## start

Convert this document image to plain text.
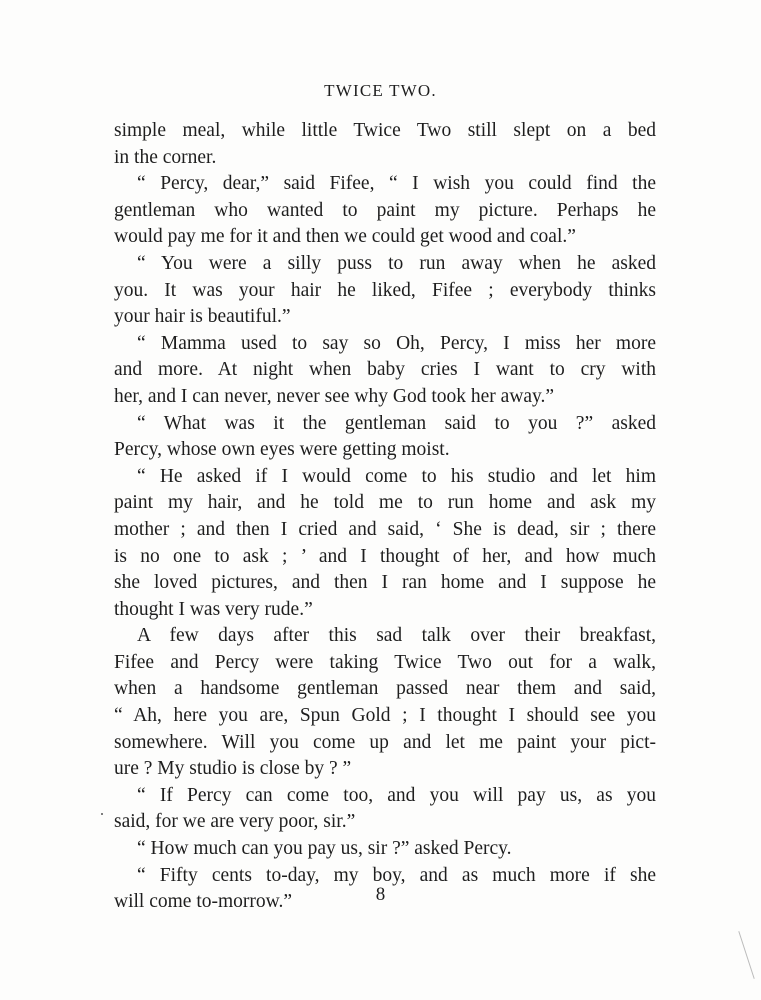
TWICE TWO.

simple meal, while little Twice Two still slept on a bed

in the corner.

“ Percy, dear,” said Fifee, “ I wish you could find the

gentleman who wanted to paint my picture. Perhaps he

would pay me for it and then we could get wood and coal.”

“ You were a silly puss to run away when he asked

you. It was your hair he liked, Fifee ; everybody thinks

your hair is beautiful.”

“ Mamma used to say so Oh, Percy, I miss her more

and more. At night when baby cries I want to cry with

her, and I can never, never see why God took her away.”

“ What was it the gentleman said to you ?” asked

Percy, whose own eyes were getting moist.

“ He asked if I would come to his studio and let him

paint my hair, and he told me to run home and ask my

mother ; and then I cried and said, ‘ She is dead, sir ; there

is no one to ask ; ’ and I thought of her, and how much

she loved pictures, and then I ran home and I suppose he

thought I was very rude.”

A few days after this sad talk over their breakfast,

Fifee and Percy were taking Twice Two out for a walk,

when a handsome gentleman passed near them and said,

“ Ah, here you are, Spun Gold ; I thought I should see you

somewhere. Will you come up and let me paint your pict-

ure ? My studio is close by ? ”

“ If Percy can come too, and you will pay us, as you

said, for we are very poor, sir.”

“ How much can you pay us, sir ?” asked Percy.

“ Fifty cents to-day, my boy, and as much more if she

will come to-morrow.”	8
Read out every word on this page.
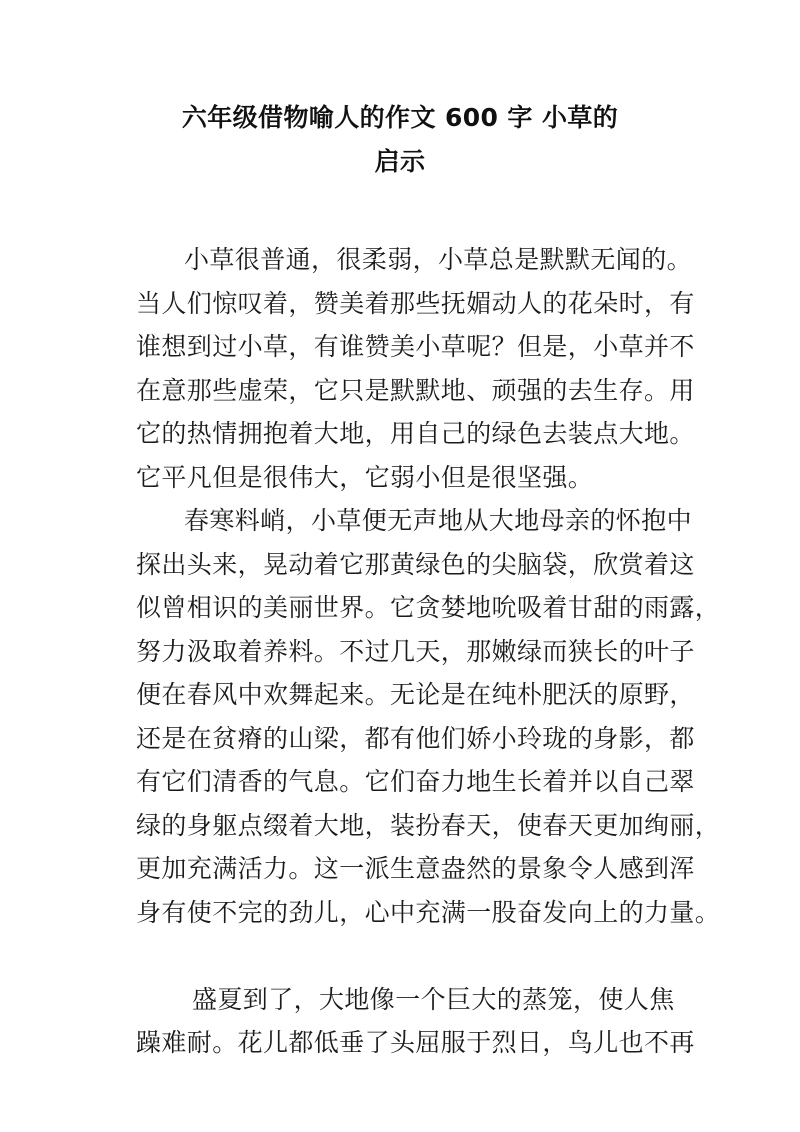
六年级借物喻人的作文 600 字 小草的
启示
小草很普通，很柔弱，小草总是默默无闻的。
当人们惊叹着，赞美着那些抚媚动人的花朵时，有
谁想到过小草，有谁赞美小草呢？但是，小草并不
在意那些虚荣，它只是默默地、顽强的去生存。用
它的热情拥抱着大地，用自己的绿色去装点大地。
它平凡但是很伟大，它弱小但是很坚强。
春寒料峭，小草便无声地从大地母亲的怀抱中
探出头来，晃动着它那黄绿色的尖脑袋，欣赏着这
似曾相识的美丽世界。它贪婪地吮吸着甘甜的雨露，
努力汲取着养料。不过几天，那嫩绿而狭长的叶子
便在春风中欢舞起来。无论是在纯朴肥沃的原野，
还是在贫瘠的山梁，都有他们娇小玲珑的身影，都
有它们清香的气息。它们奋力地生长着并以自己翠
绿的身躯点缀着大地，装扮春天，使春天更加绚丽，
更加充满活力。这一派生意盎然的景象令人感到浑
身有使不完的劲儿，心中充满一股奋发向上的力量。
盛夏到了，大地像一个巨大的蒸笼，使人焦
躁难耐。花儿都低垂了头屈服于烈日，鸟儿也不再
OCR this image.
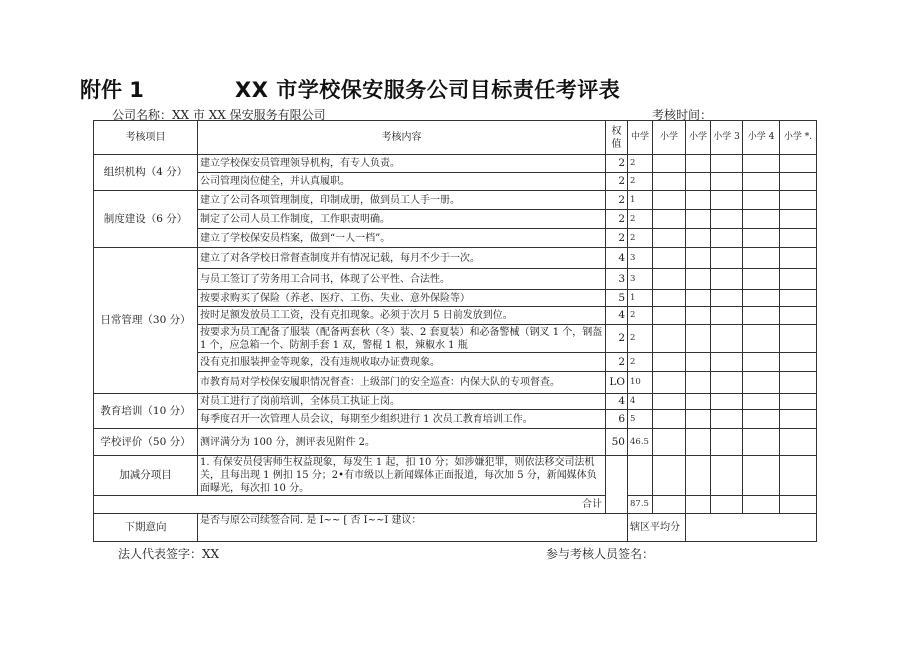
附件 1	XX 市学校保安服务公司目标责任考评表
公司名称：XX 市 XX 保安服务有限公司	考核时间：
考核项目	考核内容	权值	中学	小学	小学	小学 3	小学 4	小学 *.
组织机构（4 分）	建立学校保安员管理领导机构，有专人负责。	2	2					
	公司管理岗位健全，并认真履职。	2	2					
制度建设（6 分）	建立了公司各项管理制度，印制成册，做到员工人手一册。	2	1					
	制定了公司人员工作制度，工作职责明确。	2	2					
	建立了学校保安员档案，做到“一人一档”。	2	2					
日常管理（30 分）	建立了对各学校日常督查制度并有情况记载，每月不少于一次。	4	3					
	与员工签订了劳务用工合同书，体现了公平性、合法性。	3	3					
	按要求购买了保险（养老、医疗、工伤、失业、意外保险等）	5	1					
	按时足额发放员工工资，没有克扣现象。必须于次月 5 日前发放到位。	4	2					
	按要求为员工配备了服装（配备两套秋（冬）装、2 套夏装）和必备警械（钢叉 1 个，钢盔 1 个，应急箱一个、防割手套 1 双，警棍 1 根，辣椒水 1 瓶	2	2					
	没有克扣服装押金等现象，没有违规收取办证费现象。	2	2					
	市教育局对学校保安履职情况督查：上级部门的安全巡查：内保大队的专项督查。	LO	10					
教育培训（10 分）	对员工进行了岗前培训，全体员工执证上岗。	4	4					
	每季度召开一次管理人员会议，每期至少组织进行 1 次员工教育培训工作。	6	5					
学校评价（50 分）	测评满分为 100 分，测评表见附件 2。	50	46.5					
加减分项目	1. 有保安员侵害师生权益现象，每发生 1 起，扣 10 分；如涉嫌犯罪，则依法移交司法机关，且每出现 1 例扣 15 分；2•有市级以上新闻媒体正面报道，每次加 5 分，新闻媒体负面曝光，每次扣 10 分。							
合计			87.5					
下期意向	是否与原公司续签合同. 是 I~~ [ 否 I~~I 建议：		辖区平均分					
法人代表签字：XX	参与考核人员签名：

## end

**GOAL**
All of the lines above should be retyped precisely, apart from the pictures.

**REPLY**
Convert this document image to plain text.
TWICE TWO.

simple meal, while little Twice Two still slept on a bed

in the corner.

“ Percy, dear,” said Fifee, “ I wish you could find the

gentleman who wanted to paint my picture. Perhaps he

would pay me for it and then we could get wood and coal.”

“ You were a silly puss to run away when he asked

you. It was your hair he liked, Fifee ; everybody thinks

your hair is beautiful.”

“ Mamma used to say so Oh, Percy, I miss her more

and more. At night when baby cries I want to cry with

her, and I can never, never see why God took her away.”

“ What was it the gentleman said to you ?” asked

Percy, whose own eyes were getting moist.

“ He asked if I would come to his studio and let him

paint my hair, and he told me to run home and ask my

mother ; and then I cried and said, ‘ She is dead, sir ; there

is no one to ask ; ’ and I thought of her, and how much

she loved pictures, and then I ran home and I suppose he

thought I was very rude.”

A few days after this sad talk over their breakfast,

Fifee and Percy were taking Twice Two out for a walk,

when a handsome gentleman passed near them and said,

“ Ah, here you are, Spun Gold ; I thought I should see you

somewhere. Will you come up and let me paint your pict-

ure ? My studio is close by ? ”

“ If Percy can come too, and you will pay us, as you

said, for we are very poor, sir.”

“ How much can you pay us, sir ?” asked Percy.

“ Fifty cents to-day, my boy, and as much more if she

will come to-morrow.”	8
Read out every word on this page.
六年级借物喻人的作文 600 字 小草的
启示
小草很普通，很柔弱，小草总是默默无闻的。
当人们惊叹着，赞美着那些抚媚动人的花朵时，有
谁想到过小草，有谁赞美小草呢？但是，小草并不
在意那些虚荣，它只是默默地、顽强的去生存。用
它的热情拥抱着大地，用自己的绿色去装点大地。
它平凡但是很伟大，它弱小但是很坚强。
春寒料峭，小草便无声地从大地母亲的怀抱中
探出头来，晃动着它那黄绿色的尖脑袋，欣赏着这
似曾相识的美丽世界。它贪婪地吮吸着甘甜的雨露，
努力汲取着养料。不过几天，那嫩绿而狭长的叶子
便在春风中欢舞起来。无论是在纯朴肥沃的原野，
还是在贫瘠的山梁，都有他们娇小玲珑的身影，都
有它们清香的气息。它们奋力地生长着并以自己翠
绿的身躯点缀着大地，装扮春天，使春天更加绚丽，
更加充满活力。这一派生意盎然的景象令人感到浑
身有使不完的劲儿，心中充满一股奋发向上的力量。
盛夏到了，大地像一个巨大的蒸笼，使人焦
躁难耐。花儿都低垂了头屈服于烈日，鸟儿也不再
OCR this image.
附件 1	XX 市学校保安服务公司目标责任考评表
公司名称：XX 市 XX 保安服务有限公司	考核时间：
考核项目	考核内容	权值	中学	小学	小学	小学 3	小学 4	小学 *.
组织机构（4 分）	建立学校保安员管理领导机构，有专人负责。	2	2					
	公司管理岗位健全，并认真履职。	2	2					
制度建设（6 分）	建立了公司各项管理制度，印制成册，做到员工人手一册。	2	1					
	制定了公司人员工作制度，工作职责明确。	2	2					
	建立了学校保安员档案，做到“一人一档”。	2	2					
日常管理（30 分）	建立了对各学校日常督查制度并有情况记载，每月不少于一次。	4	3					
	与员工签订了劳务用工合同书，体现了公平性、合法性。	3	3					
	按要求购买了保险（养老、医疗、工伤、失业、意外保险等）	5	1					
	按时足额发放员工工资，没有克扣现象。必须于次月 5 日前发放到位。	4	2					
	按要求为员工配备了服装（配备两套秋（冬）装、2 套夏装）和必备警械（钢叉 1 个，钢盔 1 个，应急箱一个、防割手套 1 双，警棍 1 根，辣椒水 1 瓶	2	2					
	没有克扣服装押金等现象，没有违规收取办证费现象。	2	2					
	市教育局对学校保安履职情况督查：上级部门的安全巡查：内保大队的专项督查。	LO	10					
教育培训（10 分）	对员工进行了岗前培训，全体员工执证上岗。	4	4					
	每季度召开一次管理人员会议，每期至少组织进行 1 次员工教育培训工作。	6	5					
学校评价（50 分）	测评满分为 100 分，测评表见附件 2。	50	46.5					
加减分项目	1. 有保安员侵害师生权益现象，每发生 1 起，扣 10 分；如涉嫌犯罪，则依法移交司法机关，且每出现 1 例扣 15 分；2•有市级以上新闻媒体正面报道，每次加 5 分，新闻媒体负面曝光，每次扣 10 分。							
合计			87.5					
下期意向	是否与原公司续签合同. 是 I~~ [ 否 I~~I 建议：		辖区平均分					
法人代表签字：XX	参与考核人员签名：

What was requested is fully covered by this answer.